Given data:
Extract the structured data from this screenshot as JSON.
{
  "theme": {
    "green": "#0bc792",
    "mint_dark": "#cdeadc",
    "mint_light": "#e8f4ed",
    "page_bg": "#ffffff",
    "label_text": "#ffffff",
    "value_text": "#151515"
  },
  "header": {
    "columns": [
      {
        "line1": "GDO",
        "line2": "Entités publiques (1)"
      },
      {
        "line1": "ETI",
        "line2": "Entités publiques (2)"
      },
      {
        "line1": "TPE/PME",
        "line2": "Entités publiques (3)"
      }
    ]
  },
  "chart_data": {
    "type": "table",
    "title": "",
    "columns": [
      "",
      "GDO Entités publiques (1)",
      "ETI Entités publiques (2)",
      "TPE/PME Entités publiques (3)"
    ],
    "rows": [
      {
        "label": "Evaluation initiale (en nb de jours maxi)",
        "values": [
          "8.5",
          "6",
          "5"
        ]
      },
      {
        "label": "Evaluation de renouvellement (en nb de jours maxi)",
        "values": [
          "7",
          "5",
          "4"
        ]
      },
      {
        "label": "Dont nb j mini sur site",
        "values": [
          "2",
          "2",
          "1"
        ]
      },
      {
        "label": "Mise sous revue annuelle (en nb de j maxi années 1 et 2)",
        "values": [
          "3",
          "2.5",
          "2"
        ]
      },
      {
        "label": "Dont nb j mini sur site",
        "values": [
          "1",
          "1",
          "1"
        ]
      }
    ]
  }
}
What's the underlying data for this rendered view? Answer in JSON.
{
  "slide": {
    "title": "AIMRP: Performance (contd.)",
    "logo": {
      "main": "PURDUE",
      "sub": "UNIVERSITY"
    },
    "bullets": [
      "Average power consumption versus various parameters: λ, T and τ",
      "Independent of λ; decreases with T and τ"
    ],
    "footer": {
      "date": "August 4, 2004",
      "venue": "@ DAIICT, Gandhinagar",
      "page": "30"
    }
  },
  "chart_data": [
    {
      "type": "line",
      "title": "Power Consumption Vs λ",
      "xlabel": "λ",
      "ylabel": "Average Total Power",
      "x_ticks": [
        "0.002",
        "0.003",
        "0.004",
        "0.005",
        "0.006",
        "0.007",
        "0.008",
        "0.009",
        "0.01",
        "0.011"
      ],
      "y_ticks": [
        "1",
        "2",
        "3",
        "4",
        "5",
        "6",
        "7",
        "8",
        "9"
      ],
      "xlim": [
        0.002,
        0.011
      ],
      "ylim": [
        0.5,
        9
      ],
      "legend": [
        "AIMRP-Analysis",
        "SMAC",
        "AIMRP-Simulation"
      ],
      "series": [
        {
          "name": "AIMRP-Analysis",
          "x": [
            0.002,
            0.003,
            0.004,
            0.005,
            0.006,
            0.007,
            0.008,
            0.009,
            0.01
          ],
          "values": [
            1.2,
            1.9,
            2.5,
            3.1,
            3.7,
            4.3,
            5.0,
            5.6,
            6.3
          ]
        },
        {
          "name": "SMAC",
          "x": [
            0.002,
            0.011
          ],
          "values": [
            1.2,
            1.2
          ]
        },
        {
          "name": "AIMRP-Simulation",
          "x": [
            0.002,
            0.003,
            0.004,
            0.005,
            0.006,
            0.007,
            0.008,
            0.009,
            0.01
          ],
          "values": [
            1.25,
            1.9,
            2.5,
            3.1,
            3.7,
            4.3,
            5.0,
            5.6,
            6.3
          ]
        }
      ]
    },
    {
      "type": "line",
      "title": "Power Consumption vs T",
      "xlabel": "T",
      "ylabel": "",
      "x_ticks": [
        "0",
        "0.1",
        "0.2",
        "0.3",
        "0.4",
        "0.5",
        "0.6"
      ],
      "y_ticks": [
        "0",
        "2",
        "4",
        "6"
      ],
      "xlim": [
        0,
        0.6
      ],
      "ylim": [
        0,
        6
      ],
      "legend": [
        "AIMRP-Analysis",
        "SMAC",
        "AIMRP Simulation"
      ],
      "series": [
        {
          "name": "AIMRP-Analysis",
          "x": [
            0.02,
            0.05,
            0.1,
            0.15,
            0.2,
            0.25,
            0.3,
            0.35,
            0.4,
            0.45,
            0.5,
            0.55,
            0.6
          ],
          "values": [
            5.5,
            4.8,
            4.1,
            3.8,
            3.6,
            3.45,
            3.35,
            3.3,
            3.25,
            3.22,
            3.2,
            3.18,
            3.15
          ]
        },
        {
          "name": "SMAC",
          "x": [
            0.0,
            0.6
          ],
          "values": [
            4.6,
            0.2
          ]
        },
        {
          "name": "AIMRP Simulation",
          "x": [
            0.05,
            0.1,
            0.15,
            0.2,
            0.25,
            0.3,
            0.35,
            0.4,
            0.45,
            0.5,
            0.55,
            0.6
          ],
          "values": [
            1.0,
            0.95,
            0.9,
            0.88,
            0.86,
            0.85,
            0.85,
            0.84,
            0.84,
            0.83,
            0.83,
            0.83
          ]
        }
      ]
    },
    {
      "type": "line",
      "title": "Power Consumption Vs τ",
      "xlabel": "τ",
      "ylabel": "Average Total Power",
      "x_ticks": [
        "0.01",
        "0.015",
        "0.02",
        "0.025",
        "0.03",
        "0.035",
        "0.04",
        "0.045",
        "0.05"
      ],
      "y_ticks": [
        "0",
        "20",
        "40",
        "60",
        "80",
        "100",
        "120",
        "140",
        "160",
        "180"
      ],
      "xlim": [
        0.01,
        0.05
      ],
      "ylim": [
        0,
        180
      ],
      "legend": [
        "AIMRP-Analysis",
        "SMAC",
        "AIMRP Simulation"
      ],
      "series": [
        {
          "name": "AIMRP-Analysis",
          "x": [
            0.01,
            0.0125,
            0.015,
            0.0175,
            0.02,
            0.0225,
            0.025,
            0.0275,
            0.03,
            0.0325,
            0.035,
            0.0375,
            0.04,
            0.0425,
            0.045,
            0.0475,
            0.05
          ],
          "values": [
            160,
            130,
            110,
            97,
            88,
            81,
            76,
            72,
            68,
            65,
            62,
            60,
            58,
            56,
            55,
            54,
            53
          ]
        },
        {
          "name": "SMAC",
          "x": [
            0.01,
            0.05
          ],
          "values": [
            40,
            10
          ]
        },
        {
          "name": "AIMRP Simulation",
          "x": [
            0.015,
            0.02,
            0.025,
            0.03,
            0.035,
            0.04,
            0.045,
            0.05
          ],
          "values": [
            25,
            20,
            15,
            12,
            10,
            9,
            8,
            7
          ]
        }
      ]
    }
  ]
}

Aim of the exercise:
Count the lines that hold the string "publiques" and state that number alone.

The result:
6